------ Extrait source ------
Wargame idéologique à gauche

Soyons clair : derrière l’expression « wargame idéologique », je n’entends pas ici les hommes ni les femmes politiques qui s’étripent pour une place au soleil médiatique. Ce ne sont pas non plus les partis dans leurs luttes internes ou externes qui m’intéressent dans ce billet, ou alors à la diagonale de leurs idées… quand ils en ont.

– Bon, ok, mais alors de quoi ça va parler ?!
– D’un truc qui me tient drôlement à cœur : les idéologies.

J’ai déjà écrit combien il est urgent de « réidéologiser » le politique, de réintroduire de la pensée, de s’équiper d’un outillage intellectuel solide et de favoriser la confrontation d’idées différentes. Si la plupart des partis, à gauche comme à droite, présentent, hélas !, un électroencéphalogramme plat, cela ne signifie pas pour autant que tout se résume à un champ de ruine intellectuel.
J’examinerai le cas de la droite plus tard, pour l’instant, observons ce qui se passe à gauche. Ou du moins du côté de ceux qui se définissent comme « de gauche ».

Loin de moi l’idée de construire une nouvelle typologie des gauches : d’autres le font très bien[1]. Je préfère aborder la question différemment, en esquissant le paysage actuel des courants de pensée qui s’affrontent pour la domination intellectuelle au sein de la gauche.

Aujourd’hui, j’ai l’impression que trois courants ou familles de pensée se disputent cette hégémonie, que j’appellerai pour faire simple : le champion en titre, l’outsider et le vétéran.

Évidemment, ces idéologies sont portées par des individus : on n’a jamais vu une idée sortir sur ses petites jambes acheter ses croissants le dimanche matin.
Et évidemment, il y en a d’autres. Je ne prétends pas à l’exhaustivité.
Mais si je choisis ces trois visions du monde, ces trois imaginaires collectifs, ces trois constructions intellectuelles plus ou moins cohérentes (leurs ambiguïtés sont aussi intéressantes que leurs structurations), c’est parce que je pense que leur combat actuel va largement déterminer l’évolution du paysage politique français.
Rien que ça ?
Eh oui !
------ Données fournies ------
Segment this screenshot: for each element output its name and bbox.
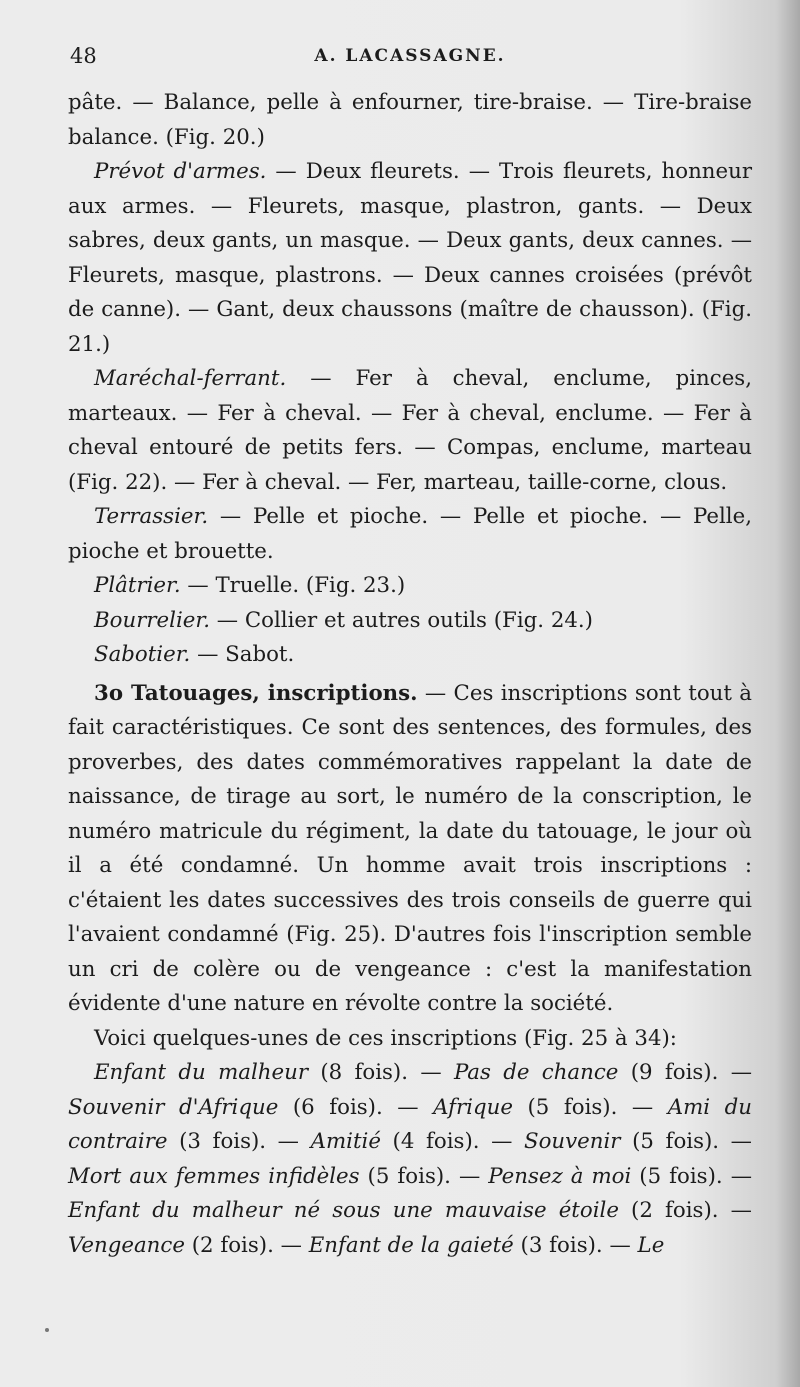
------
■ **Consignes**:
Répondez à ces questions sur le billet consacré aux idéologies de gauche :
(a) Selon le billet, qu'est-ce qui présente un électroencéphalogramme plat ?
(b) Quel camp politique le billet annonce-t-il examiner plus tard ?
(c) Combien de courants de pensée se disputent l'hégémonie à gauche, et quels noms le billet leur donne-t-il ?
Le matériel fourni n'est pas nécessaire ici.

■ **Réponse**:
(a) La plupart des partis, à gauche comme à droite.
(b) La droite.
(c) Trois : le champion en titre, l'outsider et le vétéran.